## Required task
Without including any pictures, write out all the entries exactly.

[BEGIN]

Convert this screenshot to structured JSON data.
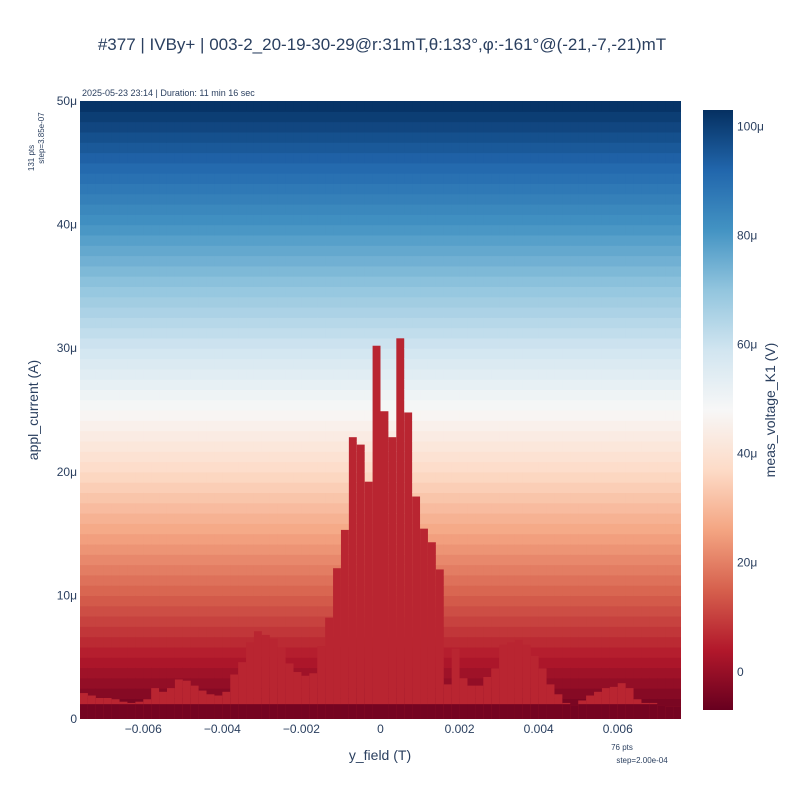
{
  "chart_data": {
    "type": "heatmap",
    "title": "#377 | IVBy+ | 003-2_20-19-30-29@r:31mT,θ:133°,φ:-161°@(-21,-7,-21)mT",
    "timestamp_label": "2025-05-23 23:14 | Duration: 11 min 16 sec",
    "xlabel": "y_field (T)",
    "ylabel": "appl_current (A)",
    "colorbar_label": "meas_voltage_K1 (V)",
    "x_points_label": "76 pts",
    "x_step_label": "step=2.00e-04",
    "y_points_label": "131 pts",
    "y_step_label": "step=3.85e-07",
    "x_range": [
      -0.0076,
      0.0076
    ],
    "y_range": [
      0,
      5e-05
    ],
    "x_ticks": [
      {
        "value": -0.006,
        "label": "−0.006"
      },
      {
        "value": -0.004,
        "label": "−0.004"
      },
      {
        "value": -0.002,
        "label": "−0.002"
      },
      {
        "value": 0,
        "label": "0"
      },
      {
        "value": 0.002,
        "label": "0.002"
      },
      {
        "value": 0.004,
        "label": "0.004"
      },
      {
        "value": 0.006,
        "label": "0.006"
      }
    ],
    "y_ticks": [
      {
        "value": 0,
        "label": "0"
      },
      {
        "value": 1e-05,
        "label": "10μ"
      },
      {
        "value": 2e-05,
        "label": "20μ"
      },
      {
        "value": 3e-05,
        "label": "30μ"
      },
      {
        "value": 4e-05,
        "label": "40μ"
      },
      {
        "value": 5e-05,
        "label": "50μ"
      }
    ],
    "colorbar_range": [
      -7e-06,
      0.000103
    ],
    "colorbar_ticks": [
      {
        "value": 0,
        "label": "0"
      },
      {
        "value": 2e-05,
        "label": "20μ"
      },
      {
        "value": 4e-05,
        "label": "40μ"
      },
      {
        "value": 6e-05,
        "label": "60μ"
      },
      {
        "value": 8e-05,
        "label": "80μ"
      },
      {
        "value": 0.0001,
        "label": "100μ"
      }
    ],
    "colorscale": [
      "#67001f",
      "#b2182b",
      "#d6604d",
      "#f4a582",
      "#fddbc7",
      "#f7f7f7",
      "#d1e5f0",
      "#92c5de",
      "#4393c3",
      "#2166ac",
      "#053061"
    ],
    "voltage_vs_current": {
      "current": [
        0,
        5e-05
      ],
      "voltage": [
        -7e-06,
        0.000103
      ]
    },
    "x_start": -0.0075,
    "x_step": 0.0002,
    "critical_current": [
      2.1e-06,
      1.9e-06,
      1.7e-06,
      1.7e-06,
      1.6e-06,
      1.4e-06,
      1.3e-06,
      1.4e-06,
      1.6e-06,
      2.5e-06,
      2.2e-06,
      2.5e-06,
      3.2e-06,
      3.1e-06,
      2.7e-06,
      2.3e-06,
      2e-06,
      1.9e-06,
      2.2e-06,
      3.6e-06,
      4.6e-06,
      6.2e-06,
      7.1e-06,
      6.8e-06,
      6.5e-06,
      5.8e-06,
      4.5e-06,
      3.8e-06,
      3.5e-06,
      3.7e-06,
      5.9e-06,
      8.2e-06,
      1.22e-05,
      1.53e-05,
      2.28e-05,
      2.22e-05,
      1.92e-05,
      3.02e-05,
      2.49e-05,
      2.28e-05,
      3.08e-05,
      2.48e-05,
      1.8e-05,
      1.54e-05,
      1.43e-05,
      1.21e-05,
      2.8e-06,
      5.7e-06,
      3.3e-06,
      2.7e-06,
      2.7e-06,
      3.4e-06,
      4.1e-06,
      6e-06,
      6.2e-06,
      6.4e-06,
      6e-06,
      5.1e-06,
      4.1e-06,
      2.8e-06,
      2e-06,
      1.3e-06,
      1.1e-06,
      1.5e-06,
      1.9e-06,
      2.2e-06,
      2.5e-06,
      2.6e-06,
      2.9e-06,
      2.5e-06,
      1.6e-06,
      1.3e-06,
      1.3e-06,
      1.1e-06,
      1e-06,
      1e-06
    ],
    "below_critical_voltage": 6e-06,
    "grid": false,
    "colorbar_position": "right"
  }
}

[END]

## Answer
Convert this screenshot to structured JSON data.
{
  "chart_data": {
    "type": "heatmap",
    "title": "#377 | IVBy+ | 003-2_20-19-30-29@r:31mT,θ:133°,φ:-161°@(-21,-7,-21)mT",
    "timestamp_label": "2025-05-23 23:14 | Duration: 11 min 16 sec",
    "xlabel": "y_field (T)",
    "ylabel": "appl_current (A)",
    "colorbar_label": "meas_voltage_K1 (V)",
    "x_points_label": "76 pts",
    "x_step_label": "step=2.00e-04",
    "y_points_label": "131 pts",
    "y_step_label": "step=3.85e-07",
    "x_range": [
      -0.0076,
      0.0076
    ],
    "y_range": [
      0,
      5e-05
    ],
    "x_ticks": [
      {
        "value": -0.006,
        "label": "−0.006"
      },
      {
        "value": -0.004,
        "label": "−0.004"
      },
      {
        "value": -0.002,
        "label": "−0.002"
      },
      {
        "value": 0,
        "label": "0"
      },
      {
        "value": 0.002,
        "label": "0.002"
      },
      {
        "value": 0.004,
        "label": "0.004"
      },
      {
        "value": 0.006,
        "label": "0.006"
      }
    ],
    "y_ticks": [
      {
        "value": 0,
        "label": "0"
      },
      {
        "value": 1e-05,
        "label": "10μ"
      },
      {
        "value": 2e-05,
        "label": "20μ"
      },
      {
        "value": 3e-05,
        "label": "30μ"
      },
      {
        "value": 4e-05,
        "label": "40μ"
      },
      {
        "value": 5e-05,
        "label": "50μ"
      }
    ],
    "colorbar_range": [
      -7e-06,
      0.000103
    ],
    "colorbar_ticks": [
      {
        "value": 0,
        "label": "0"
      },
      {
        "value": 2e-05,
        "label": "20μ"
      },
      {
        "value": 4e-05,
        "label": "40μ"
      },
      {
        "value": 6e-05,
        "label": "60μ"
      },
      {
        "value": 8e-05,
        "label": "80μ"
      },
      {
        "value": 0.0001,
        "label": "100μ"
      }
    ],
    "colorscale": [
      "#67001f",
      "#b2182b",
      "#d6604d",
      "#f4a582",
      "#fddbc7",
      "#f7f7f7",
      "#d1e5f0",
      "#92c5de",
      "#4393c3",
      "#2166ac",
      "#053061"
    ],
    "voltage_vs_current": {
      "current": [
        0,
        5e-05
      ],
      "voltage": [
        -7e-06,
        0.000103
      ]
    },
    "x_start": -0.0075,
    "x_step": 0.0002,
    "critical_current": [
      2.1e-06,
      1.9e-06,
      1.7e-06,
      1.7e-06,
      1.6e-06,
      1.4e-06,
      1.3e-06,
      1.4e-06,
      1.6e-06,
      2.5e-06,
      2.2e-06,
      2.5e-06,
      3.2e-06,
      3.1e-06,
      2.7e-06,
      2.3e-06,
      2e-06,
      1.9e-06,
      2.2e-06,
      3.6e-06,
      4.6e-06,
      6.2e-06,
      7.1e-06,
      6.8e-06,
      6.5e-06,
      5.8e-06,
      4.5e-06,
      3.8e-06,
      3.5e-06,
      3.7e-06,
      5.9e-06,
      8.2e-06,
      1.22e-05,
      1.53e-05,
      2.28e-05,
      2.22e-05,
      1.92e-05,
      3.02e-05,
      2.49e-05,
      2.28e-05,
      3.08e-05,
      2.48e-05,
      1.8e-05,
      1.54e-05,
      1.43e-05,
      1.21e-05,
      2.8e-06,
      5.7e-06,
      3.3e-06,
      2.7e-06,
      2.7e-06,
      3.4e-06,
      4.1e-06,
      6e-06,
      6.2e-06,
      6.4e-06,
      6e-06,
      5.1e-06,
      4.1e-06,
      2.8e-06,
      2e-06,
      1.3e-06,
      1.1e-06,
      1.5e-06,
      1.9e-06,
      2.2e-06,
      2.5e-06,
      2.6e-06,
      2.9e-06,
      2.5e-06,
      1.6e-06,
      1.3e-06,
      1.3e-06,
      1.1e-06,
      1e-06,
      1e-06
    ],
    "below_critical_voltage": 6e-06,
    "grid": false,
    "colorbar_position": "right"
  }
}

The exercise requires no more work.